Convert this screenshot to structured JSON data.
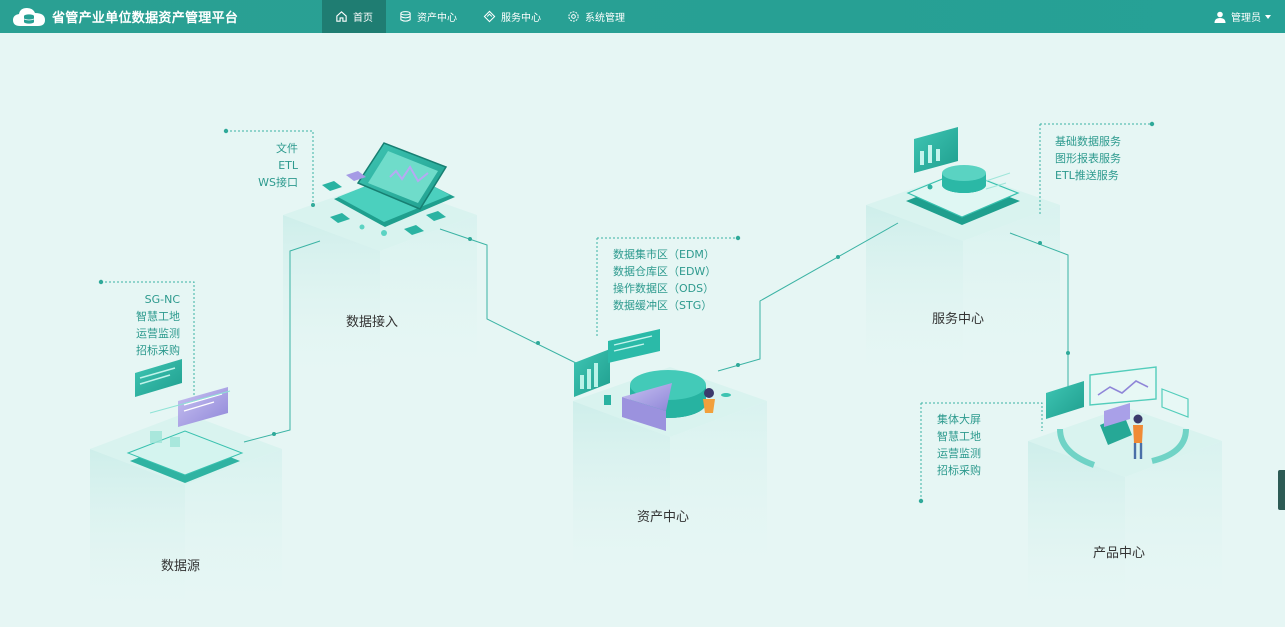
{
  "app": {
    "title": "省管产业单位数据资产管理平台",
    "logo_icon": "cloud-database-icon"
  },
  "nav": [
    {
      "label": "首页",
      "icon": "home-icon",
      "active": true
    },
    {
      "label": "资产中心",
      "icon": "database-icon",
      "active": false
    },
    {
      "label": "服务中心",
      "icon": "diamond-icon",
      "active": false
    },
    {
      "label": "系统管理",
      "icon": "gear-icon",
      "active": false
    }
  ],
  "user": {
    "label": "管理员",
    "icon": "user-icon"
  },
  "nodes": {
    "source": {
      "title": "数据源",
      "items": [
        "SG-NC",
        "智慧工地",
        "运营监测",
        "招标采购"
      ]
    },
    "ingest": {
      "title": "数据接入",
      "items": [
        "文件",
        "ETL",
        "WS接口"
      ]
    },
    "asset": {
      "title": "资产中心",
      "items": [
        "数据集市区（EDM）",
        "数据仓库区（EDW）",
        "操作数据区（ODS）",
        "数据缓冲区（STG）"
      ]
    },
    "service": {
      "title": "服务中心",
      "items": [
        "基础数据服务",
        "图形报表服务",
        "ETL推送服务"
      ]
    },
    "product": {
      "title": "产品中心",
      "items": [
        "集体大屏",
        "智慧工地",
        "运营监测",
        "招标采购"
      ]
    }
  },
  "colors": {
    "header": "#27a094",
    "nav_active": "#1f7d72",
    "accent": "#2d9a8e",
    "background": "#e6f6f4"
  }
}
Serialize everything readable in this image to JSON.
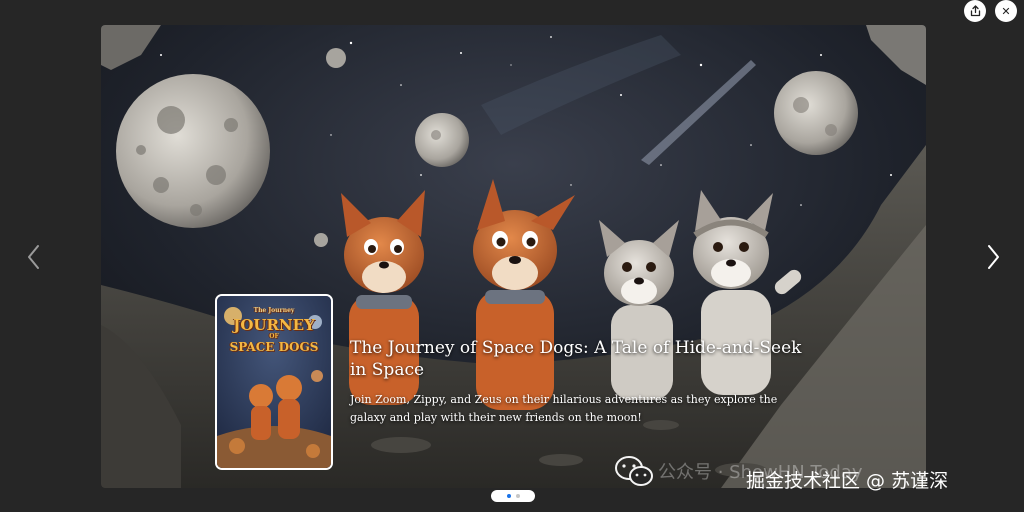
{
  "toolbar": {
    "share_icon": "share-icon",
    "close_icon": "close-icon",
    "close_glyph": "✕"
  },
  "navigation": {
    "prev_icon": "chevron-left-icon",
    "next_icon": "chevron-right-icon"
  },
  "slide": {
    "cover": {
      "line1": "The Journey",
      "line2": "JOURNEY",
      "line3": "OF",
      "line4": "SPACE DOGS"
    },
    "title": "The Journey of Space Dogs: A Tale of Hide-and-Seek in Space",
    "description": "Join Zoom, Zippy, and Zeus on their hilarious adventures as they explore the galaxy and play with their new friends on the moon!"
  },
  "pager": {
    "total": 2,
    "active_index": 0
  },
  "watermark": {
    "wechat_icon": "wechat-icon",
    "account": "公众号 · ShowHN Today",
    "site": "掘金技术社区 @ 苏谨深"
  }
}
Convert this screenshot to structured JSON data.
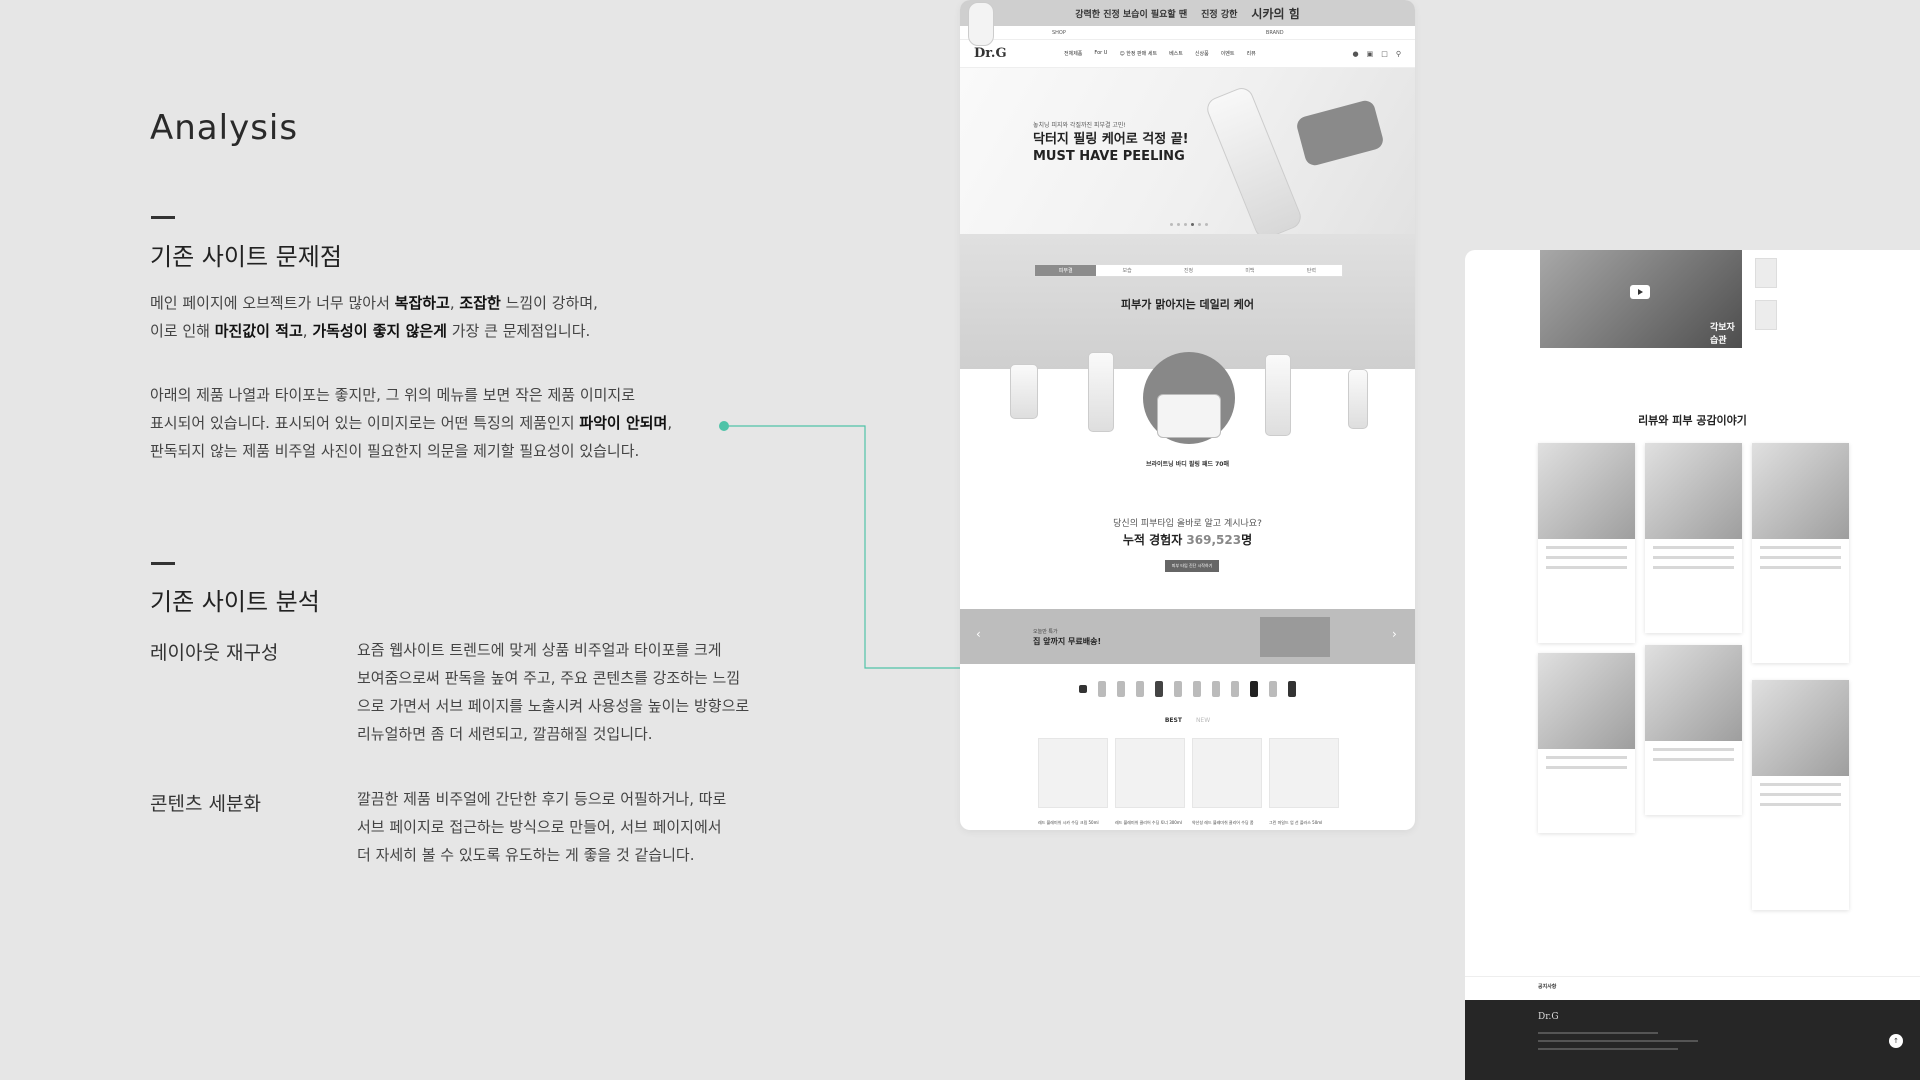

◆ ◆ ◆ ◆

• _Challenge_: Look through the lines above and collect those with the word "title".

• _Result of the task_:
    "title": "省管产业单位数据资产管理平台",
      "title": "数据源",
      "title": "数据接入",
      "title": "资产中心",
      "title": "服务中心",
      "title": "产品中心",
    "title": "The Journey of Space Dogs: A Tale of Hide-and-Seek in Space",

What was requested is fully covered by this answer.